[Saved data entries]

________

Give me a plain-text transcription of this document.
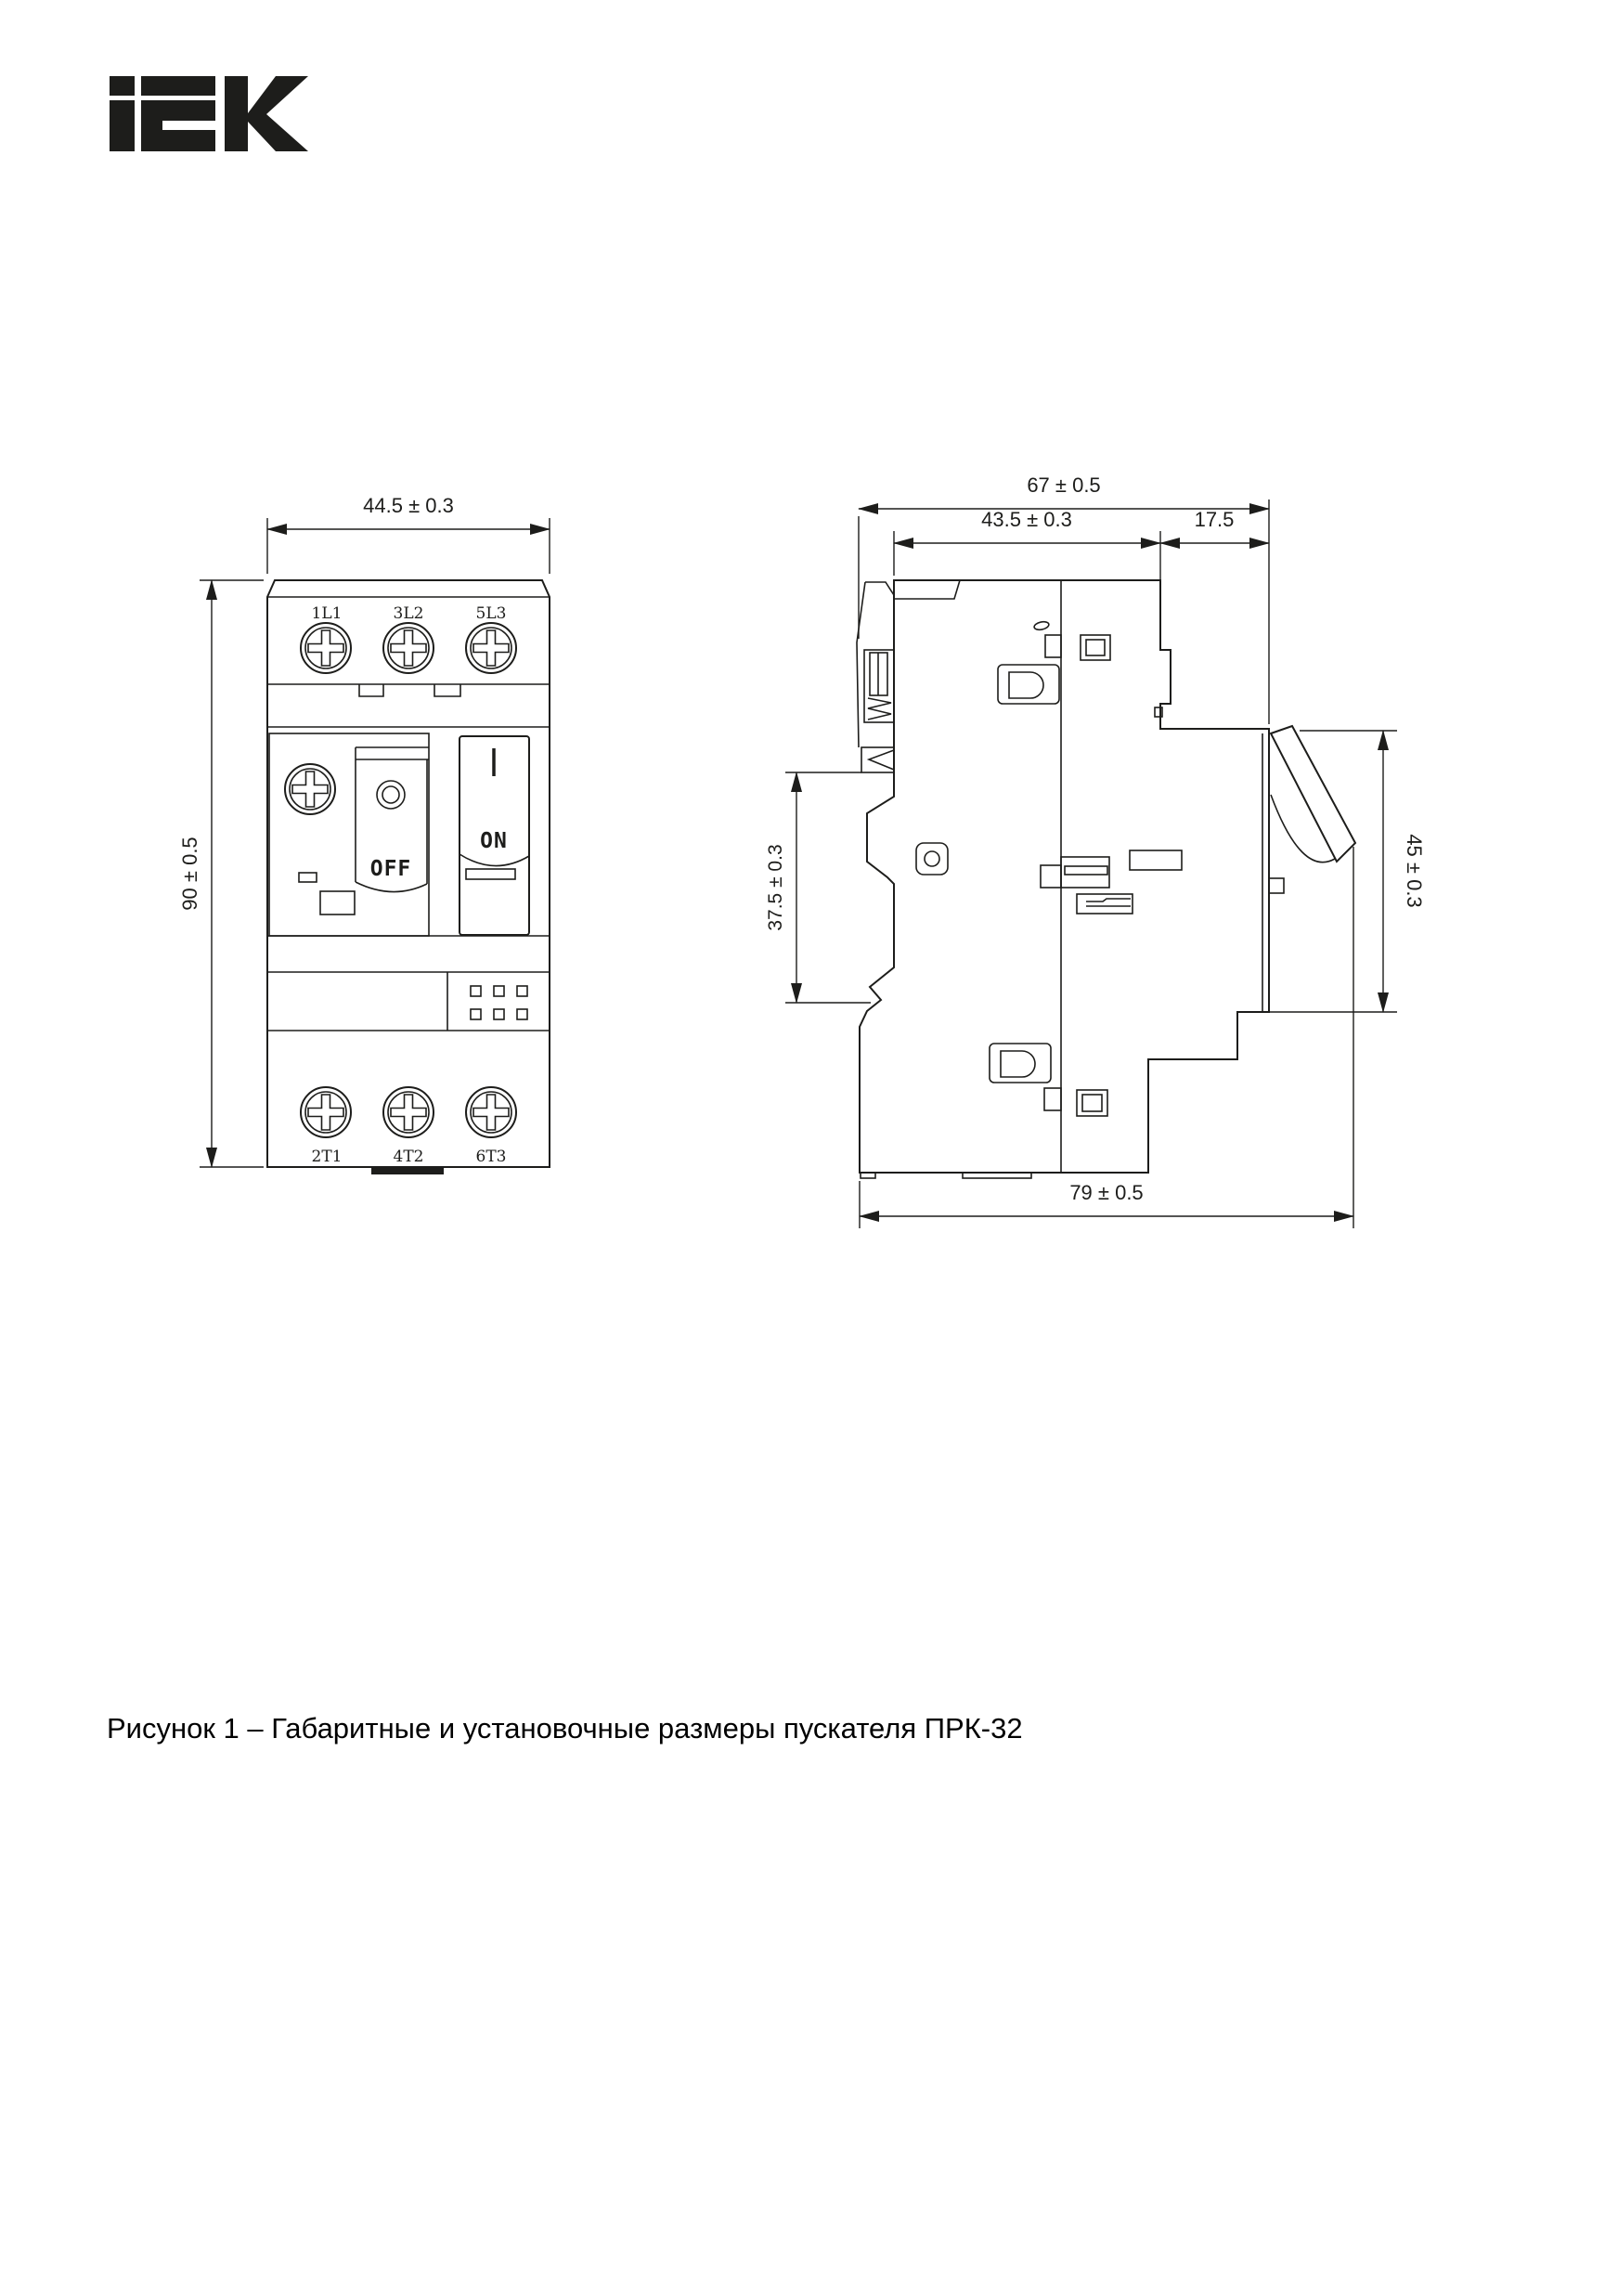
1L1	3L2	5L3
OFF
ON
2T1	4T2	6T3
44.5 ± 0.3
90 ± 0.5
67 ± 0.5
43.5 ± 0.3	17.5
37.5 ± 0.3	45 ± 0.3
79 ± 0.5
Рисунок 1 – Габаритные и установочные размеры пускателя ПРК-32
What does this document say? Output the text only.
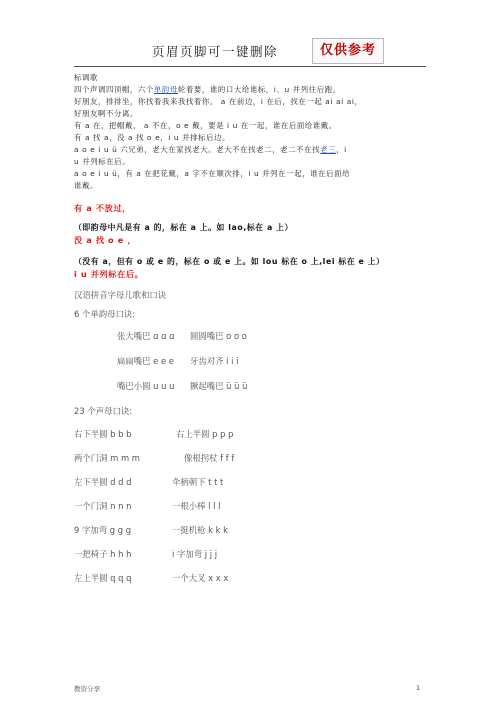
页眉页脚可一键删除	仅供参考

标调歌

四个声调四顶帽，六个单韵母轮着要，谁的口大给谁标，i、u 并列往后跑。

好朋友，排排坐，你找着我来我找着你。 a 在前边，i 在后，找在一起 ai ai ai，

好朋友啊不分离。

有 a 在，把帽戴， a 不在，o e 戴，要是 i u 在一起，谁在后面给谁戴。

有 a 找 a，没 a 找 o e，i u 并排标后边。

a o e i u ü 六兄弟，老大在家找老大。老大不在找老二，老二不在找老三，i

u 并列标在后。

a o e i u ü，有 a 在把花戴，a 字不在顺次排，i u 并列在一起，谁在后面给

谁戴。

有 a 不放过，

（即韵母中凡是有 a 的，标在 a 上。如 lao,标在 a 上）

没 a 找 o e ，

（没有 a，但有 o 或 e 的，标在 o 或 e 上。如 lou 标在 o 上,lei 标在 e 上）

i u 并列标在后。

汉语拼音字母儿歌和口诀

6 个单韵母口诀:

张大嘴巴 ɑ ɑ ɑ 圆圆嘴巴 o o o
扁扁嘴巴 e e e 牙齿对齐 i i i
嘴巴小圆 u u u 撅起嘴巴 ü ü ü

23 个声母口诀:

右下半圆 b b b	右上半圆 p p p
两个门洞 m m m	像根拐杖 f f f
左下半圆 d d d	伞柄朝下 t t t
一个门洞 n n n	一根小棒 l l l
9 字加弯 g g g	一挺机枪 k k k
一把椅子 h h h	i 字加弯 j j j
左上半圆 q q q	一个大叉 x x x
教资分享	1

________

▶ Problem
Retype all of the entries exactly as written, leaving out any images.

▶ Exercise result
Give me a plain-text transcription of this document.
1L1	3L2	5L3
OFF
ON
2T1	4T2	6T3
44.5 ± 0.3
90 ± 0.5
67 ± 0.5
43.5 ± 0.3	17.5
37.5 ± 0.3	45 ± 0.3
79 ± 0.5
Рисунок 1 – Габаритные и установочные размеры пускателя ПРК-32
What does this document say? Output the text only.
页眉页脚可一键删除	仅供参考

标调歌

四个声调四顶帽，六个单韵母轮着要，谁的口大给谁标，i、u 并列往后跑。

好朋友，排排坐，你找着我来我找着你。 a 在前边，i 在后，找在一起 ai ai ai，

好朋友啊不分离。

有 a 在，把帽戴， a 不在，o e 戴，要是 i u 在一起，谁在后面给谁戴。

有 a 找 a，没 a 找 o e，i u 并排标后边。

a o e i u ü 六兄弟，老大在家找老大。老大不在找老二，老二不在找老三，i

u 并列标在后。

a o e i u ü，有 a 在把花戴，a 字不在顺次排，i u 并列在一起，谁在后面给

谁戴。

有 a 不放过，

（即韵母中凡是有 a 的，标在 a 上。如 lao,标在 a 上）

没 a 找 o e ，

（没有 a，但有 o 或 e 的，标在 o 或 e 上。如 lou 标在 o 上,lei 标在 e 上）

i u 并列标在后。

汉语拼音字母儿歌和口诀

6 个单韵母口诀:

张大嘴巴 ɑ ɑ ɑ 圆圆嘴巴 o o o
扁扁嘴巴 e e e 牙齿对齐 i i i
嘴巴小圆 u u u 撅起嘴巴 ü ü ü

23 个声母口诀:

右下半圆 b b b	右上半圆 p p p
两个门洞 m m m	像根拐杖 f f f
左下半圆 d d d	伞柄朝下 t t t
一个门洞 n n n	一根小棒 l l l
9 字加弯 g g g	一挺机枪 k k k
一把椅子 h h h	i 字加弯 j j j
左上半圆 q q q	一个大叉 x x x
教资分享	1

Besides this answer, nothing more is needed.